→ **What to work on**
Below are entries to be transcribed exactly; exclude the pictures from the copy.
╭─ Stored data
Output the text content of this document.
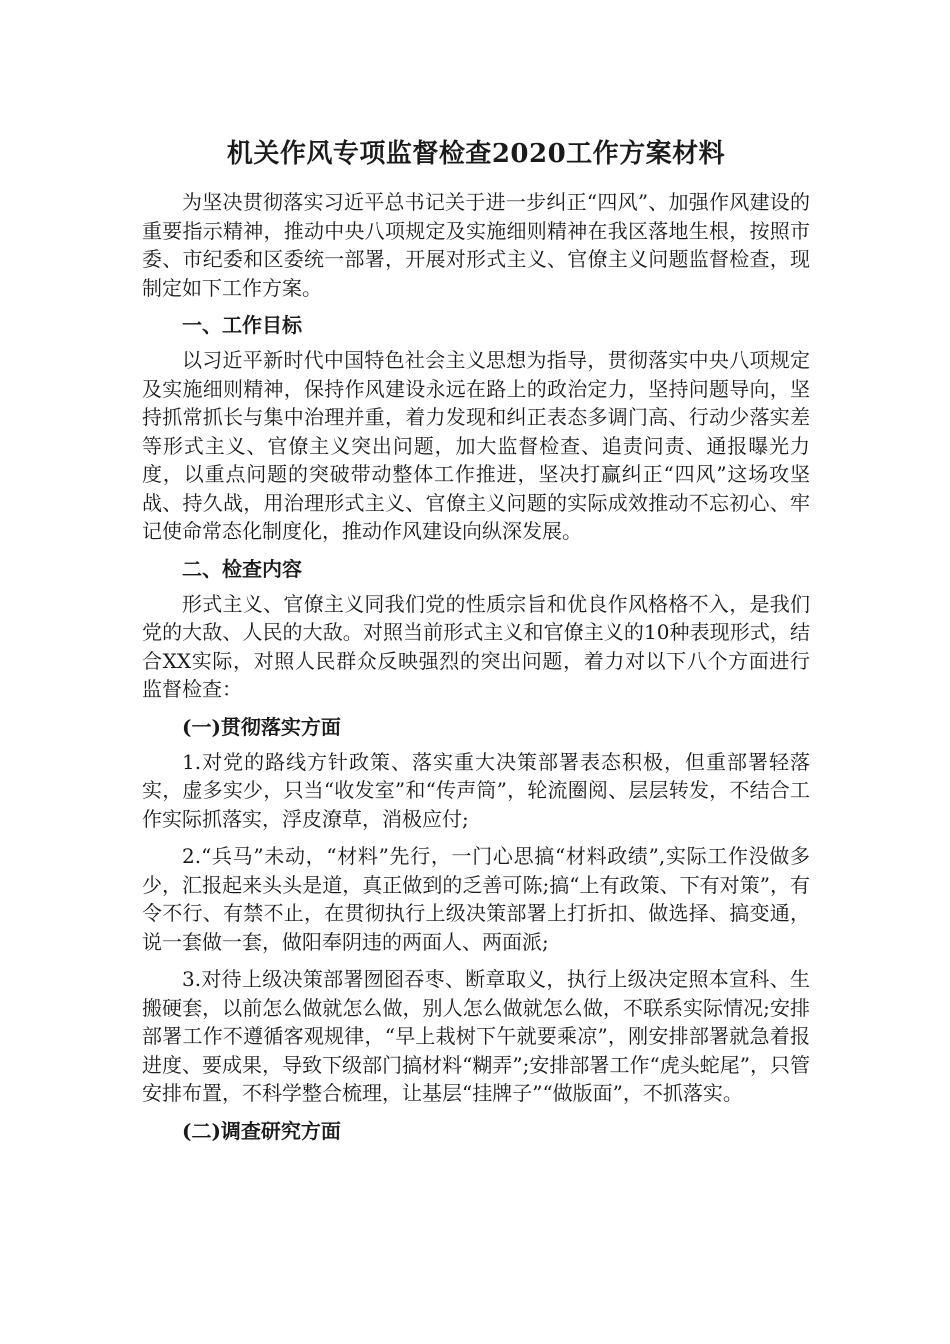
机关作风专项监督检查2020工作方案材料

为坚决贯彻落实习近平总书记关于进一步纠正“四风”、加强作风建设的重要指示精神，推动中央八项规定及实施细则精神在我区落地生根，按照市委、市纪委和区委统一部署，开展对形式主义、官僚主义问题监督检查，现制定如下工作方案。

一、工作目标

以习近平新时代中国特色社会主义思想为指导，贯彻落实中央八项规定及实施细则精神，保持作风建设永远在路上的政治定力，坚持问题导向，坚持抓常抓长与集中治理并重，着力发现和纠正表态多调门高、行动少落实差等形式主义、官僚主义突出问题，加大监督检查、追责问责、通报曝光力度，以重点问题的突破带动整体工作推进，坚决打赢纠正“四风”这场攻坚战、持久战，用治理形式主义、官僚主义问题的实际成效推动不忘初心、牢记使命常态化制度化，推动作风建设向纵深发展。

二、检查内容

形式主义、官僚主义同我们党的性质宗旨和优良作风格格不入，是我们党的大敌、人民的大敌。对照当前形式主义和官僚主义的10种表现形式，结合XX实际，对照人民群众反映强烈的突出问题，着力对以下八个方面进行监督检查：

(一)贯彻落实方面

1.对党的路线方针政策、落实重大决策部署表态积极，但重部署轻落实，虚多实少，只当“收发室”和“传声筒”，轮流圈阅、层层转发，不结合工作实际抓落实，浮皮潦草，消极应付;

2.“兵马”未动，“材料”先行，一门心思搞“材料政绩”,实际工作没做多少，汇报起来头头是道，真正做到的乏善可陈;搞“上有政策、下有对策”，有令不行、有禁不止，在贯彻执行上级决策部署上打折扣、做选择、搞变通，说一套做一套，做阳奉阴违的两面人、两面派;

3.对待上级决策部署囫囵吞枣、断章取义，执行上级决定照本宣科、生搬硬套，以前怎么做就怎么做，别人怎么做就怎么做，不联系实际情况;安排部署工作不遵循客观规律，“早上栽树下午就要乘凉”，刚安排部署就急着报进度、要成果，导致下级部门搞材料“糊弄”;安排部署工作“虎头蛇尾”，只管安排布置，不科学整合梳理，让基层“挂牌子”“做版面”，不抓落实。

(二)调查研究方面
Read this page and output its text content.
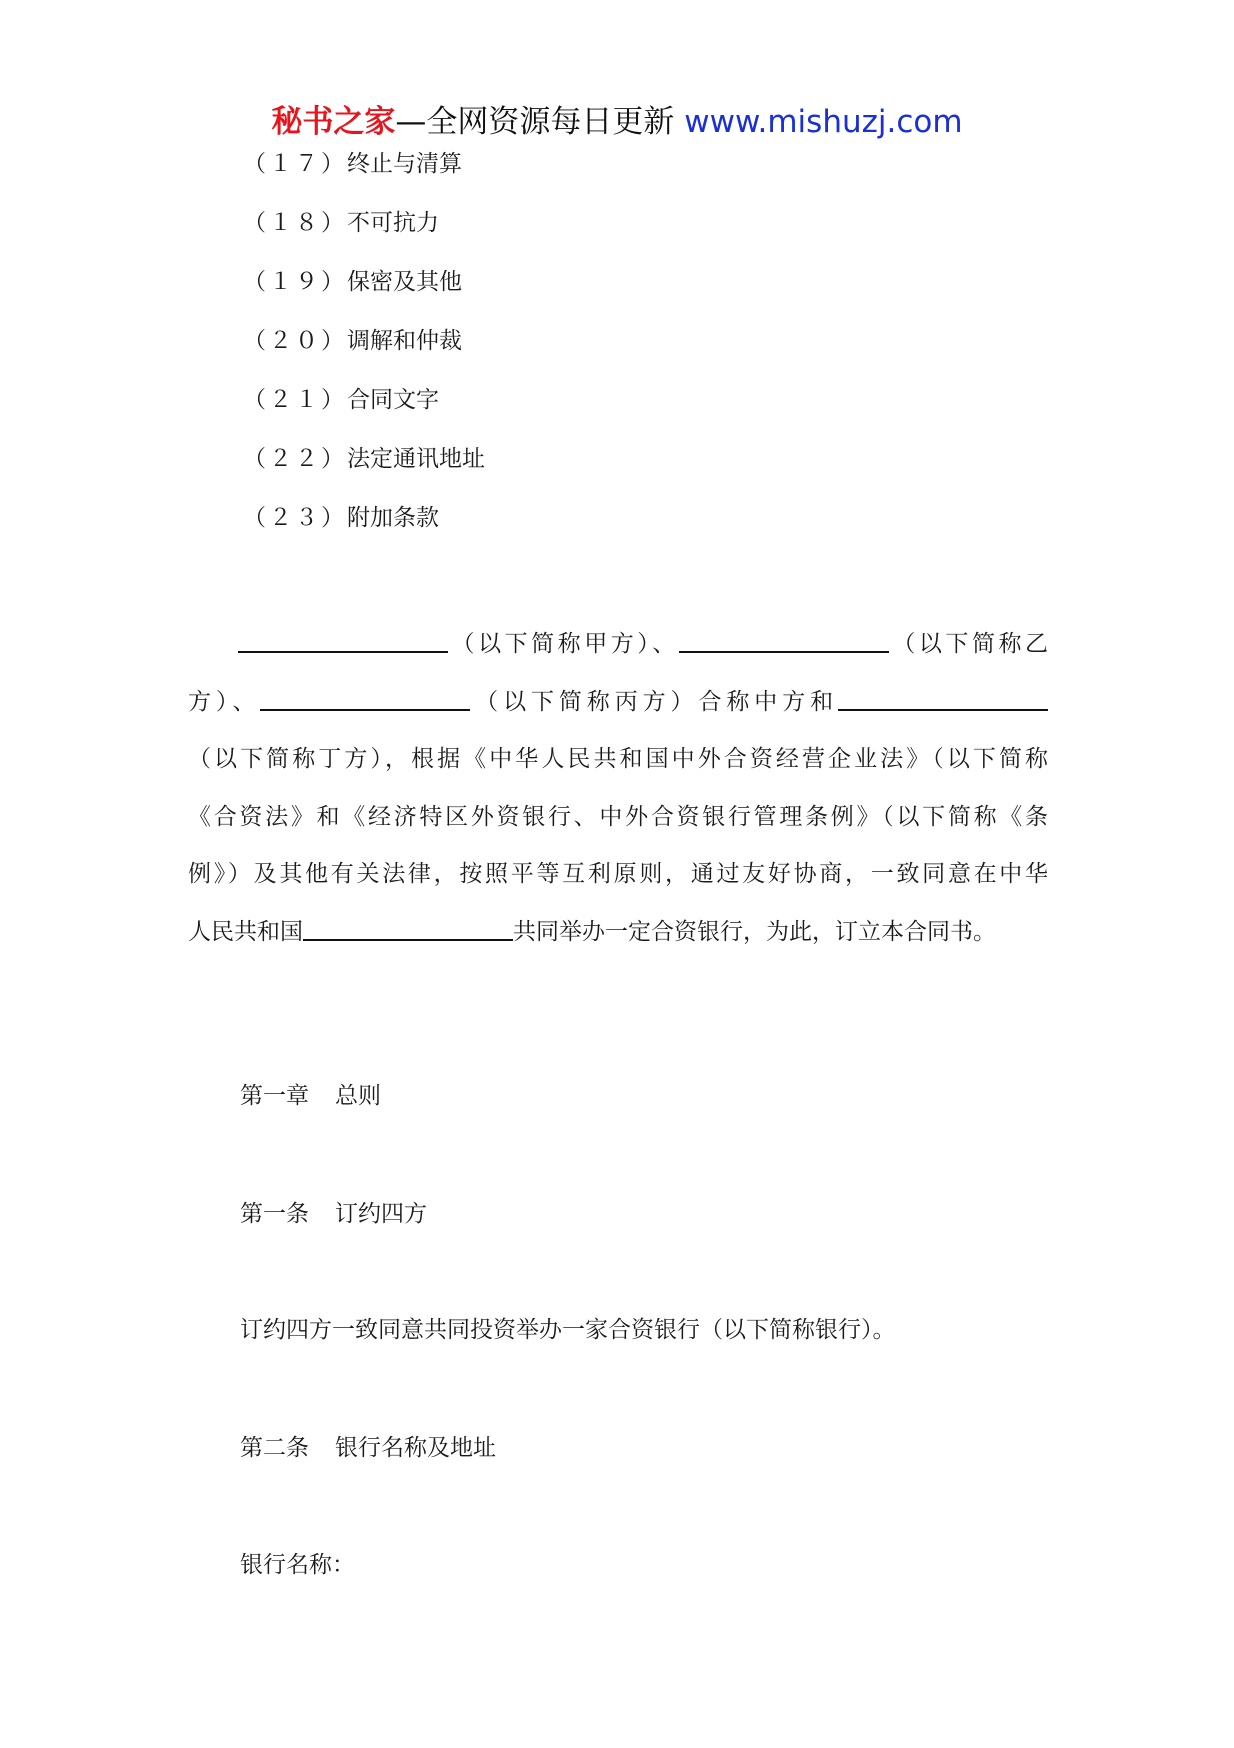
秘书之家—全网资源每日更新 www.mishuzj.com
（１７）终止与清算
（１８）不可抗力
（１９）保密及其他
（２０）调解和仲裁
（２１）合同文字
（２２）法定通讯地址
（２３）附加条款
（以下简称甲方）、	（以下简称乙
方）、	（以下简称丙方）合称中方和
（以下简称丁方），根据《中华人民共和国中外合资经营企业法》（以下简称
《合资法》和《经济特区外资银行、中外合资银行管理条例》（以下简称《条
例》）及其他有关法律，按照平等互利原则，通过友好协商，一致同意在中华
人民共和国	共同举办一定合资银行，为此，订立本合同书。
第一章 总则
第一条 订约四方
订约四方一致同意共同投资举办一家合资银行（以下简称银行）。
第二条 银行名称及地址
银行名称：
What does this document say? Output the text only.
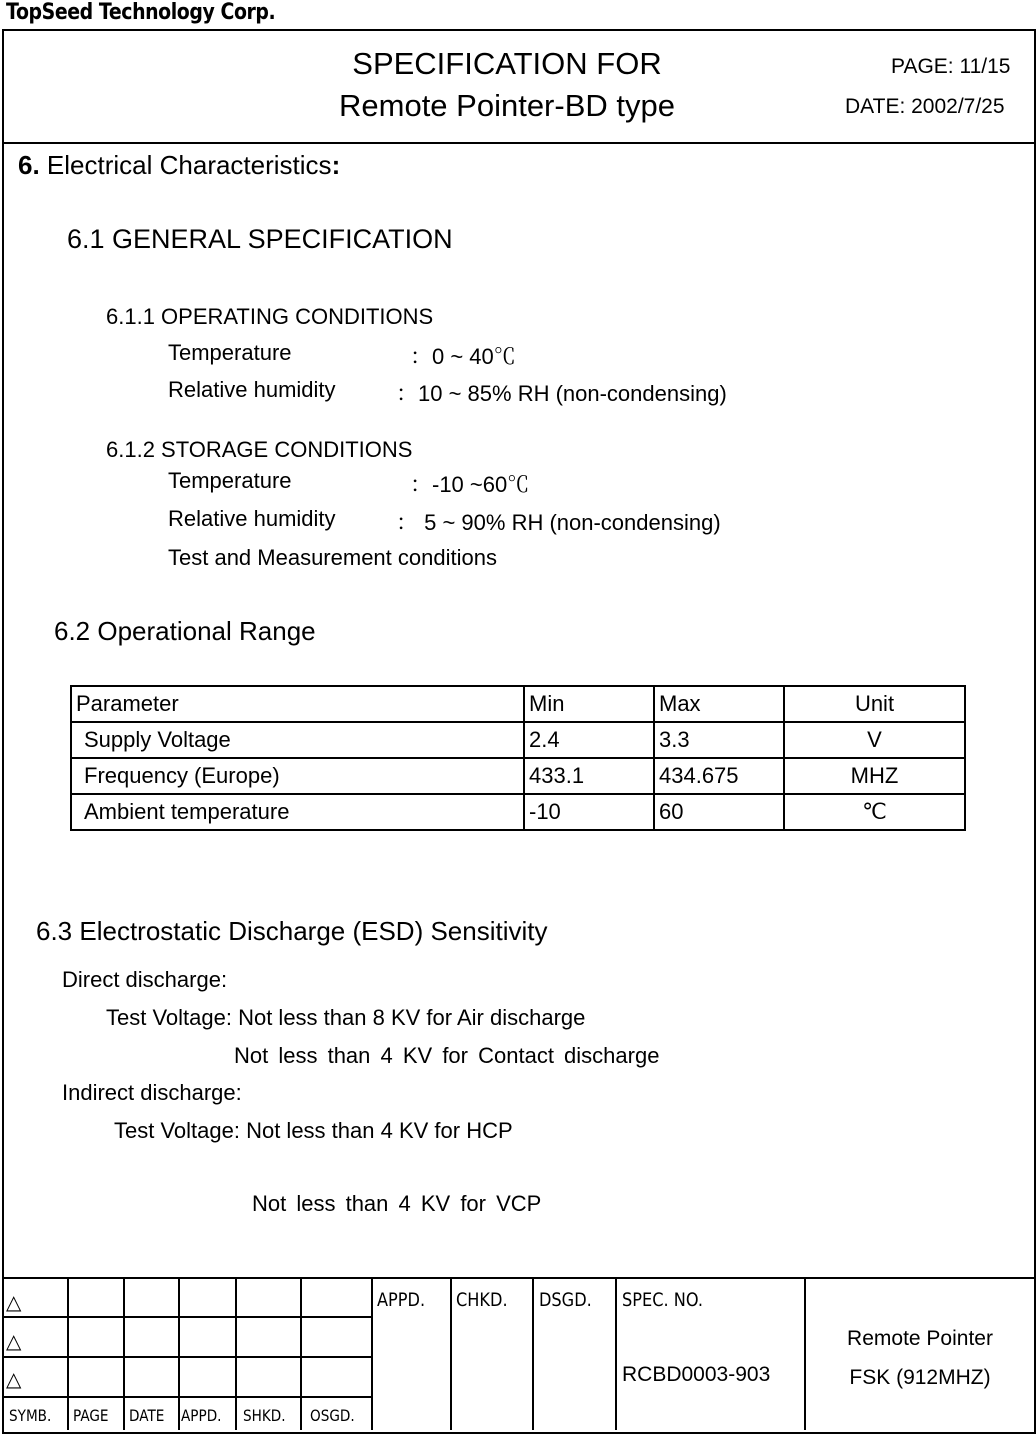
TopSeed Technology Corp.
SPECIFICATION FOR
Remote Pointer-BD type
PAGE: 11/15
DATE: 2002/7/25
6. Electrical Characteristics:
6.1 GENERAL SPECIFICATION
6.1.1 OPERATING CONDITIONS
Temperature	：0 ~ 40℃
Relative humidity	：10 ~ 85% RH (non-condensing)
6.1.2 STORAGE CONDITIONS
Temperature	：-10 ~60℃
Relative humidity	： 5 ~ 90% RH (non-condensing)
Test and Measurement conditions
6.2 Operational Range
Parameter	Min	Max	Unit
Supply Voltage	2.4	3.3	V
Frequency (Europe)	433.1	434.675	MHZ
Ambient temperature	-10	60	℃
6.3 Electrostatic Discharge (ESD) Sensitivity
Direct discharge:
Test Voltage: Not less than 8 KV for Air discharge
Not less than 4 KV for Contact discharge
Indirect discharge:
Test Voltage: Not less than 4 KV for HCP
Not less than 4 KV for VCP
△
△
△
SYMB. PAGE DATE APPD. SHKD. OSGD.
APPD. CHKD. DSGD. SPEC. NO.
RCBD0003-903
Remote Pointer
FSK (912MHZ)
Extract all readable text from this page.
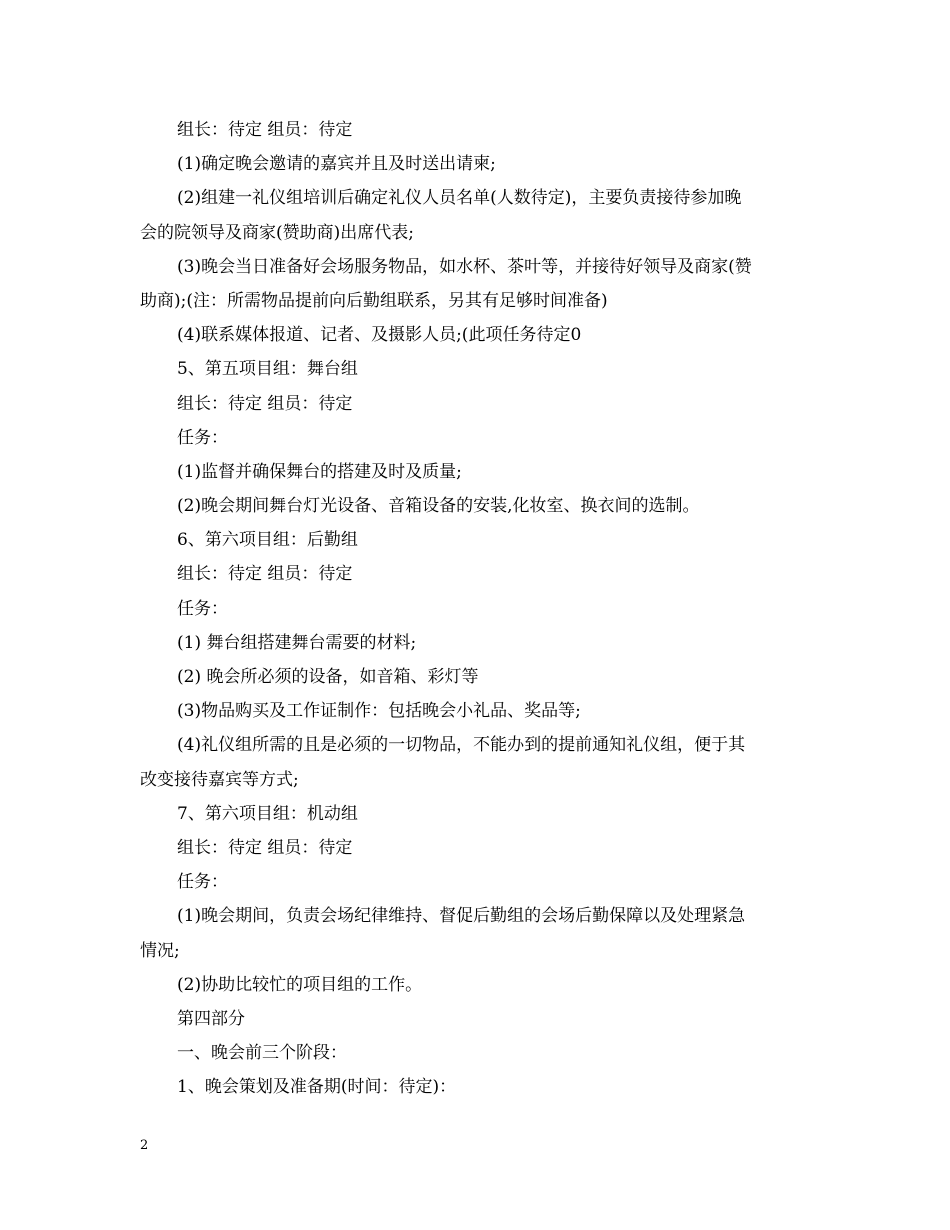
组长：待定 组员：待定
(1)确定晚会邀请的嘉宾并且及时送出请柬;
(2)组建一礼仪组培训后确定礼仪人员名单(人数待定)，主要负责接待参加晚
会的院领导及商家(赞助商)出席代表;
(3)晚会当日准备好会场服务物品，如水杯、茶叶等，并接待好领导及商家(赞
助商);(注：所需物品提前向后勤组联系，另其有足够时间准备)
(4)联系媒体报道、记者、及摄影人员;(此项任务待定0
5、第五项目组：舞台组
组长：待定 组员：待定
任务：
(1)监督并确保舞台的搭建及时及质量;
(2)晚会期间舞台灯光设备、音箱设备的安装,化妆室、换衣间的选制。
6、第六项目组：后勤组
组长：待定 组员：待定
任务：
(1) 舞台组搭建舞台需要的材料;
(2) 晚会所必须的设备，如音箱、彩灯等
(3)物品购买及工作证制作：包括晚会小礼品、奖品等;
(4)礼仪组所需的且是必须的一切物品，不能办到的提前通知礼仪组，便于其
改变接待嘉宾等方式;
7、第六项目组：机动组
组长：待定 组员：待定
任务：
(1)晚会期间，负责会场纪律维持、督促后勤组的会场后勤保障以及处理紧急
情况;
(2)协助比较忙的项目组的工作。
第四部分
一、晚会前三个阶段：
1、晚会策划及准备期(时间：待定)：
2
╰─
→ **Output for this task**
Output the text content of this document.
机关作风专项监督检查2020工作方案材料

为坚决贯彻落实习近平总书记关于进一步纠正“四风”、加强作风建设的重要指示精神，推动中央八项规定及实施细则精神在我区落地生根，按照市委、市纪委和区委统一部署，开展对形式主义、官僚主义问题监督检查，现制定如下工作方案。

一、工作目标

以习近平新时代中国特色社会主义思想为指导，贯彻落实中央八项规定及实施细则精神，保持作风建设永远在路上的政治定力，坚持问题导向，坚持抓常抓长与集中治理并重，着力发现和纠正表态多调门高、行动少落实差等形式主义、官僚主义突出问题，加大监督检查、追责问责、通报曝光力度，以重点问题的突破带动整体工作推进，坚决打赢纠正“四风”这场攻坚战、持久战，用治理形式主义、官僚主义问题的实际成效推动不忘初心、牢记使命常态化制度化，推动作风建设向纵深发展。

二、检查内容

形式主义、官僚主义同我们党的性质宗旨和优良作风格格不入，是我们党的大敌、人民的大敌。对照当前形式主义和官僚主义的10种表现形式，结合XX实际，对照人民群众反映强烈的突出问题，着力对以下八个方面进行监督检查：

(一)贯彻落实方面

1.对党的路线方针政策、落实重大决策部署表态积极，但重部署轻落实，虚多实少，只当“收发室”和“传声筒”，轮流圈阅、层层转发，不结合工作实际抓落实，浮皮潦草，消极应付;

2.“兵马”未动，“材料”先行，一门心思搞“材料政绩”,实际工作没做多少，汇报起来头头是道，真正做到的乏善可陈;搞“上有政策、下有对策”，有令不行、有禁不止，在贯彻执行上级决策部署上打折扣、做选择、搞变通，说一套做一套，做阳奉阴违的两面人、两面派;

3.对待上级决策部署囫囵吞枣、断章取义，执行上级决定照本宣科、生搬硬套，以前怎么做就怎么做，别人怎么做就怎么做，不联系实际情况;安排部署工作不遵循客观规律，“早上栽树下午就要乘凉”，刚安排部署就急着报进度、要成果，导致下级部门搞材料“糊弄”;安排部署工作“虎头蛇尾”，只管安排布置，不科学整合梳理，让基层“挂牌子”“做版面”，不抓落实。

(二)调查研究方面
Read this page and output its text content.
秘书之家—全网资源每日更新 www.mishuzj.com
（１７）终止与清算
（１８）不可抗力
（１９）保密及其他
（２０）调解和仲裁
（２１）合同文字
（２２）法定通讯地址
（２３）附加条款
（以下简称甲方）、	（以下简称乙
方）、	（以下简称丙方）合称中方和
（以下简称丁方），根据《中华人民共和国中外合资经营企业法》（以下简称
《合资法》和《经济特区外资银行、中外合资银行管理条例》（以下简称《条
例》）及其他有关法律，按照平等互利原则，通过友好协商，一致同意在中华
人民共和国	共同举办一定合资银行，为此，订立本合同书。
第一章 总则
第一条 订约四方
订约四方一致同意共同投资举办一家合资银行（以下简称银行）。
第二条 银行名称及地址
银行名称：
What does this document say? Output the text only.
TopSeed Technology Corp.
SPECIFICATION FOR
Remote Pointer-BD type
PAGE: 11/15
DATE: 2002/7/25
6. Electrical Characteristics:
6.1 GENERAL SPECIFICATION
6.1.1 OPERATING CONDITIONS
Temperature	：0 ~ 40℃
Relative humidity	：10 ~ 85% RH (non-condensing)
6.1.2 STORAGE CONDITIONS
Temperature	：-10 ~60℃
Relative humidity	： 5 ~ 90% RH (non-condensing)
Test and Measurement conditions
6.2 Operational Range
Parameter	Min	Max	Unit
Supply Voltage	2.4	3.3	V
Frequency (Europe)	433.1	434.675	MHZ
Ambient temperature	-10	60	℃
6.3 Electrostatic Discharge (ESD) Sensitivity
Direct discharge:
Test Voltage: Not less than 8 KV for Air discharge
Not less than 4 KV for Contact discharge
Indirect discharge:
Test Voltage: Not less than 4 KV for HCP
Not less than 4 KV for VCP
△
△
△
SYMB. PAGE DATE APPD. SHKD. OSGD.
APPD. CHKD. DSGD. SPEC. NO.
RCBD0003-903
Remote Pointer
FSK (912MHZ)
Extract all readable text from this page.
组长：待定 组员：待定
(1)确定晚会邀请的嘉宾并且及时送出请柬;
(2)组建一礼仪组培训后确定礼仪人员名单(人数待定)，主要负责接待参加晚
会的院领导及商家(赞助商)出席代表;
(3)晚会当日准备好会场服务物品，如水杯、茶叶等，并接待好领导及商家(赞
助商);(注：所需物品提前向后勤组联系，另其有足够时间准备)
(4)联系媒体报道、记者、及摄影人员;(此项任务待定0
5、第五项目组：舞台组
组长：待定 组员：待定
任务：
(1)监督并确保舞台的搭建及时及质量;
(2)晚会期间舞台灯光设备、音箱设备的安装,化妆室、换衣间的选制。
6、第六项目组：后勤组
组长：待定 组员：待定
任务：
(1) 舞台组搭建舞台需要的材料;
(2) 晚会所必须的设备，如音箱、彩灯等
(3)物品购买及工作证制作：包括晚会小礼品、奖品等;
(4)礼仪组所需的且是必须的一切物品，不能办到的提前通知礼仪组，便于其
改变接待嘉宾等方式;
7、第六项目组：机动组
组长：待定 组员：待定
任务：
(1)晚会期间，负责会场纪律维持、督促后勤组的会场后勤保障以及处理紧急
情况;
(2)协助比较忙的项目组的工作。
第四部分
一、晚会前三个阶段：
1、晚会策划及准备期(时间：待定)：
2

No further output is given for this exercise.